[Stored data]

Start

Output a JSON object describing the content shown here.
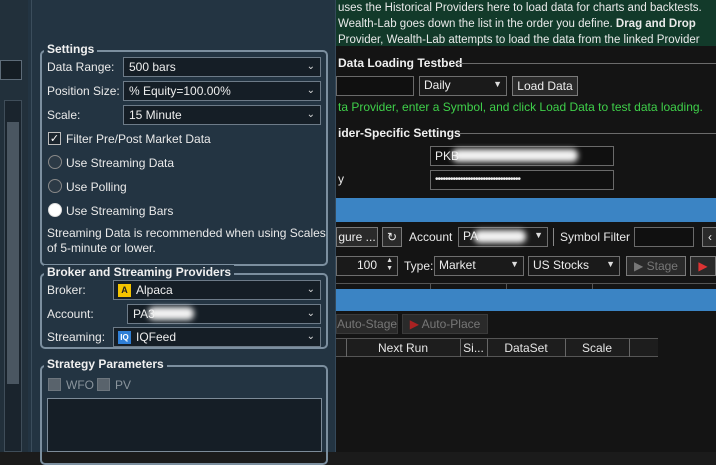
{
  "bg": {
    "intro_line1": "uses the Historical Providers here to load data for charts and backtests.",
    "intro_line2_a": "Wealth-Lab goes down the list in the order you define.",
    "intro_line2_b": "Drag and Drop",
    "intro_line3": "Provider, Wealth-Lab attempts to load the data from the linked Provider",
    "testbed_title": "Data Loading Testbed",
    "testbed_scale": "Daily",
    "load_data_label": "Load Data",
    "testbed_hint": "ta Provider, enter a Symbol, and click Load Data to test data loading.",
    "provider_settings_title": "ider-Specific Settings",
    "key_prefix": "PKB",
    "secret_mask": "••••••••••••••••••••••••••••••••••",
    "letter_y": "y",
    "configure_label": "gure ...",
    "account_label": "Account",
    "account_prefix": "PA",
    "symbol_filter_label": "Symbol Filter",
    "qty_value": "100",
    "type_label": "Type:",
    "type_value": "Market",
    "market_value": "US Stocks",
    "stage_label": "Stage",
    "auto_stage_label": "Auto-Stage",
    "auto_place_label": "Auto-Place",
    "columns": [
      "Next Run",
      "Si...",
      "DataSet",
      "Scale"
    ]
  },
  "panel": {
    "settings_title": "Settings",
    "data_range_label": "Data Range:",
    "data_range_value": "500 bars",
    "position_size_label": "Position Size:",
    "position_size_value": "% Equity=100.00%",
    "scale_label": "Scale:",
    "scale_value": "15 Minute",
    "filter_label": "Filter Pre/Post Market Data",
    "streaming_data_label": "Use Streaming Data",
    "polling_label": "Use Polling",
    "streaming_bars_label": "Use Streaming Bars",
    "note_line1": "Streaming Data is recommended when using Scales",
    "note_line2": "of 5-minute or lower.",
    "broker_title": "Broker and Streaming Providers",
    "broker_label": "Broker:",
    "broker_value": "Alpaca",
    "account_label": "Account:",
    "account_prefix": "PA3",
    "streaming_label": "Streaming:",
    "streaming_value": "IQFeed",
    "strategy_title": "Strategy Parameters",
    "wfo_label": "WFO",
    "pv_label": "PV"
  },
  "colors": {
    "panel_bg": "#233442",
    "accent_blue": "#3b84c4",
    "hint_green": "#3fd04a",
    "intro_bg": "#123a2a"
  },
  "icons": [
    "chevron-down-icon",
    "check-icon",
    "alpaca-logo-icon",
    "iqfeed-logo-icon",
    "refresh-icon",
    "play-icon",
    "stop-icon"
  ]
}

End

■ **YOUR OBJECTIVE**
Give back each entry exactly as it appears, with no pictures.

■ **EXERCISE SOLUTION**
Output a JSON object describing the content shown here.
{
  "bg": {
    "intro_line1": "uses the Historical Providers here to load data for charts and backtests.",
    "intro_line2_a": "Wealth-Lab goes down the list in the order you define.",
    "intro_line2_b": "Drag and Drop",
    "intro_line3": "Provider, Wealth-Lab attempts to load the data from the linked Provider",
    "testbed_title": "Data Loading Testbed",
    "testbed_scale": "Daily",
    "load_data_label": "Load Data",
    "testbed_hint": "ta Provider, enter a Symbol, and click Load Data to test data loading.",
    "provider_settings_title": "ider-Specific Settings",
    "key_prefix": "PKB",
    "secret_mask": "••••••••••••••••••••••••••••••••••",
    "letter_y": "y",
    "configure_label": "gure ...",
    "account_label": "Account",
    "account_prefix": "PA",
    "symbol_filter_label": "Symbol Filter",
    "qty_value": "100",
    "type_label": "Type:",
    "type_value": "Market",
    "market_value": "US Stocks",
    "stage_label": "Stage",
    "auto_stage_label": "Auto-Stage",
    "auto_place_label": "Auto-Place",
    "columns": [
      "Next Run",
      "Si...",
      "DataSet",
      "Scale"
    ]
  },
  "panel": {
    "settings_title": "Settings",
    "data_range_label": "Data Range:",
    "data_range_value": "500 bars",
    "position_size_label": "Position Size:",
    "position_size_value": "% Equity=100.00%",
    "scale_label": "Scale:",
    "scale_value": "15 Minute",
    "filter_label": "Filter Pre/Post Market Data",
    "streaming_data_label": "Use Streaming Data",
    "polling_label": "Use Polling",
    "streaming_bars_label": "Use Streaming Bars",
    "note_line1": "Streaming Data is recommended when using Scales",
    "note_line2": "of 5-minute or lower.",
    "broker_title": "Broker and Streaming Providers",
    "broker_label": "Broker:",
    "broker_value": "Alpaca",
    "account_label": "Account:",
    "account_prefix": "PA3",
    "streaming_label": "Streaming:",
    "streaming_value": "IQFeed",
    "strategy_title": "Strategy Parameters",
    "wfo_label": "WFO",
    "pv_label": "PV"
  },
  "colors": {
    "panel_bg": "#233442",
    "accent_blue": "#3b84c4",
    "hint_green": "#3fd04a",
    "intro_bg": "#123a2a"
  },
  "icons": [
    "chevron-down-icon",
    "check-icon",
    "alpaca-logo-icon",
    "iqfeed-logo-icon",
    "refresh-icon",
    "play-icon",
    "stop-icon"
  ]
}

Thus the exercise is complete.